┌──
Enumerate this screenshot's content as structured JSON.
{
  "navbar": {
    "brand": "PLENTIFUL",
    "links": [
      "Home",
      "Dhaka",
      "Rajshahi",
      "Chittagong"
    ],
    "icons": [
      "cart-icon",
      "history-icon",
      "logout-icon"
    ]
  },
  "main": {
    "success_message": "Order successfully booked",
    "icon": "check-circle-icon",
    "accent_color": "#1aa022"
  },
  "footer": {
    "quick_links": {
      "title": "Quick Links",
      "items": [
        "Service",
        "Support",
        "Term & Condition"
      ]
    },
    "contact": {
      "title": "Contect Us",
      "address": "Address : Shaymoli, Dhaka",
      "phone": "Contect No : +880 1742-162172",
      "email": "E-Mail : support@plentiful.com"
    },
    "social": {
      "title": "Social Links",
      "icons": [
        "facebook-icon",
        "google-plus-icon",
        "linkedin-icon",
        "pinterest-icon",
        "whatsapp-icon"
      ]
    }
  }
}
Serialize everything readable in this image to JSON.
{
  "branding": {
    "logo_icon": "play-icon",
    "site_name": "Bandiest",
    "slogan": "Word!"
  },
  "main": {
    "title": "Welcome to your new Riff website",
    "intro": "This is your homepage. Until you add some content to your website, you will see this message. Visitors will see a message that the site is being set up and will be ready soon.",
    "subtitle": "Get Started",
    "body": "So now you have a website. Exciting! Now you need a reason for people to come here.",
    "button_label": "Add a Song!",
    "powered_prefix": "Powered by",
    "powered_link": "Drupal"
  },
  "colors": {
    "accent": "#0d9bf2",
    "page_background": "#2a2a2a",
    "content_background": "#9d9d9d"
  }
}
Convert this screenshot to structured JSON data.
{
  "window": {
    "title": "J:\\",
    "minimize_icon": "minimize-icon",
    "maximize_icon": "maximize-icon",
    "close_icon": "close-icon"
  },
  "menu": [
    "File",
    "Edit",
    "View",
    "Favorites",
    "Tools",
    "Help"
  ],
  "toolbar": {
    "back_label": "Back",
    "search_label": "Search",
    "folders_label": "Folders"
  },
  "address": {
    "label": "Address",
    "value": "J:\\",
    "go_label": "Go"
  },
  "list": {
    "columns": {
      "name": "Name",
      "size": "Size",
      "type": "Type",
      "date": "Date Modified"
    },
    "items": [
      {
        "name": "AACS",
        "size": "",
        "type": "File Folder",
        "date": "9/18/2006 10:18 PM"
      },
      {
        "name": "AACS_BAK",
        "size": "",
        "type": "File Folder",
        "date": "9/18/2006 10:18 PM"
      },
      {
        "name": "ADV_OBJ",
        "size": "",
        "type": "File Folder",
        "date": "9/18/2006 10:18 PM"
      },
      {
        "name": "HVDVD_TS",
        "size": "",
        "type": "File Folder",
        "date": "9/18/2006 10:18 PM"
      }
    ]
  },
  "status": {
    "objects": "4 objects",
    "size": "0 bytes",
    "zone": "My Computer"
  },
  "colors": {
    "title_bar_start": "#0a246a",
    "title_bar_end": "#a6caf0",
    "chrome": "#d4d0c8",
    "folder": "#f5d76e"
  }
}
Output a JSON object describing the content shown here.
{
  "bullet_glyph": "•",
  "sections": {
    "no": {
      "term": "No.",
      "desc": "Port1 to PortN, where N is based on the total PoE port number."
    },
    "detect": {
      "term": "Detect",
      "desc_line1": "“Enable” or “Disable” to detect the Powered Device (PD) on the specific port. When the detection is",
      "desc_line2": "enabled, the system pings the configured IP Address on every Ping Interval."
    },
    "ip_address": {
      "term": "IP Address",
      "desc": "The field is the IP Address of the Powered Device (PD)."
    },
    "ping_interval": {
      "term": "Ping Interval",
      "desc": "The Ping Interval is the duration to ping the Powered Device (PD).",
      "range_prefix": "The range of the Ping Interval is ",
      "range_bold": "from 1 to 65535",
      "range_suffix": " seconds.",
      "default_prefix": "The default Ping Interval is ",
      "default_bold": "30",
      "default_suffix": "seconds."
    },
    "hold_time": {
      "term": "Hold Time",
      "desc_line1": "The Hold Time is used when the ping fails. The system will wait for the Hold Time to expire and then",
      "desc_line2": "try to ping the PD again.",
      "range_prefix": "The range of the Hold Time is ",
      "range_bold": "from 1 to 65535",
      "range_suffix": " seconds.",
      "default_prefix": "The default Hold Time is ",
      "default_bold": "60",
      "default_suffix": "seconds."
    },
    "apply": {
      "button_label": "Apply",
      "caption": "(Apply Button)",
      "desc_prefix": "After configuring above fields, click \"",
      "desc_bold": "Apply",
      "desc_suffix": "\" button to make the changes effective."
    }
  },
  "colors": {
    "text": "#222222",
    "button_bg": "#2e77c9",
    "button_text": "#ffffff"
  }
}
└──
Extract the full listing above without alteration.

**Solution to the exercise**
Enumerate this screenshot's content as structured JSON.
{
  "navbar": {
    "brand": "PLENTIFUL",
    "links": [
      "Home",
      "Dhaka",
      "Rajshahi",
      "Chittagong"
    ],
    "icons": [
      "cart-icon",
      "history-icon",
      "logout-icon"
    ]
  },
  "main": {
    "success_message": "Order successfully booked",
    "icon": "check-circle-icon",
    "accent_color": "#1aa022"
  },
  "footer": {
    "quick_links": {
      "title": "Quick Links",
      "items": [
        "Service",
        "Support",
        "Term & Condition"
      ]
    },
    "contact": {
      "title": "Contect Us",
      "address": "Address : Shaymoli, Dhaka",
      "phone": "Contect No : +880 1742-162172",
      "email": "E-Mail : support@plentiful.com"
    },
    "social": {
      "title": "Social Links",
      "icons": [
        "facebook-icon",
        "google-plus-icon",
        "linkedin-icon",
        "pinterest-icon",
        "whatsapp-icon"
      ]
    }
  }
}
Serialize everything readable in this image to JSON.
{
  "branding": {
    "logo_icon": "play-icon",
    "site_name": "Bandiest",
    "slogan": "Word!"
  },
  "main": {
    "title": "Welcome to your new Riff website",
    "intro": "This is your homepage. Until you add some content to your website, you will see this message. Visitors will see a message that the site is being set up and will be ready soon.",
    "subtitle": "Get Started",
    "body": "So now you have a website. Exciting! Now you need a reason for people to come here.",
    "button_label": "Add a Song!",
    "powered_prefix": "Powered by",
    "powered_link": "Drupal"
  },
  "colors": {
    "accent": "#0d9bf2",
    "page_background": "#2a2a2a",
    "content_background": "#9d9d9d"
  }
}
Convert this screenshot to structured JSON data.
{
  "window": {
    "title": "J:\\",
    "minimize_icon": "minimize-icon",
    "maximize_icon": "maximize-icon",
    "close_icon": "close-icon"
  },
  "menu": [
    "File",
    "Edit",
    "View",
    "Favorites",
    "Tools",
    "Help"
  ],
  "toolbar": {
    "back_label": "Back",
    "search_label": "Search",
    "folders_label": "Folders"
  },
  "address": {
    "label": "Address",
    "value": "J:\\",
    "go_label": "Go"
  },
  "list": {
    "columns": {
      "name": "Name",
      "size": "Size",
      "type": "Type",
      "date": "Date Modified"
    },
    "items": [
      {
        "name": "AACS",
        "size": "",
        "type": "File Folder",
        "date": "9/18/2006 10:18 PM"
      },
      {
        "name": "AACS_BAK",
        "size": "",
        "type": "File Folder",
        "date": "9/18/2006 10:18 PM"
      },
      {
        "name": "ADV_OBJ",
        "size": "",
        "type": "File Folder",
        "date": "9/18/2006 10:18 PM"
      },
      {
        "name": "HVDVD_TS",
        "size": "",
        "type": "File Folder",
        "date": "9/18/2006 10:18 PM"
      }
    ]
  },
  "status": {
    "objects": "4 objects",
    "size": "0 bytes",
    "zone": "My Computer"
  },
  "colors": {
    "title_bar_start": "#0a246a",
    "title_bar_end": "#a6caf0",
    "chrome": "#d4d0c8",
    "folder": "#f5d76e"
  }
}
Output a JSON object describing the content shown here.
{
  "bullet_glyph": "•",
  "sections": {
    "no": {
      "term": "No.",
      "desc": "Port1 to PortN, where N is based on the total PoE port number."
    },
    "detect": {
      "term": "Detect",
      "desc_line1": "“Enable” or “Disable” to detect the Powered Device (PD) on the specific port. When the detection is",
      "desc_line2": "enabled, the system pings the configured IP Address on every Ping Interval."
    },
    "ip_address": {
      "term": "IP Address",
      "desc": "The field is the IP Address of the Powered Device (PD)."
    },
    "ping_interval": {
      "term": "Ping Interval",
      "desc": "The Ping Interval is the duration to ping the Powered Device (PD).",
      "range_prefix": "The range of the Ping Interval is ",
      "range_bold": "from 1 to 65535",
      "range_suffix": " seconds.",
      "default_prefix": "The default Ping Interval is ",
      "default_bold": "30",
      "default_suffix": "seconds."
    },
    "hold_time": {
      "term": "Hold Time",
      "desc_line1": "The Hold Time is used when the ping fails. The system will wait for the Hold Time to expire and then",
      "desc_line2": "try to ping the PD again.",
      "range_prefix": "The range of the Hold Time is ",
      "range_bold": "from 1 to 65535",
      "range_suffix": " seconds.",
      "default_prefix": "The default Hold Time is ",
      "default_bold": "60",
      "default_suffix": "seconds."
    },
    "apply": {
      "button_label": "Apply",
      "caption": "(Apply Button)",
      "desc_prefix": "After configuring above fields, click \"",
      "desc_bold": "Apply",
      "desc_suffix": "\" button to make the changes effective."
    }
  },
  "colors": {
    "text": "#222222",
    "button_bg": "#2e77c9",
    "button_text": "#ffffff"
  }
}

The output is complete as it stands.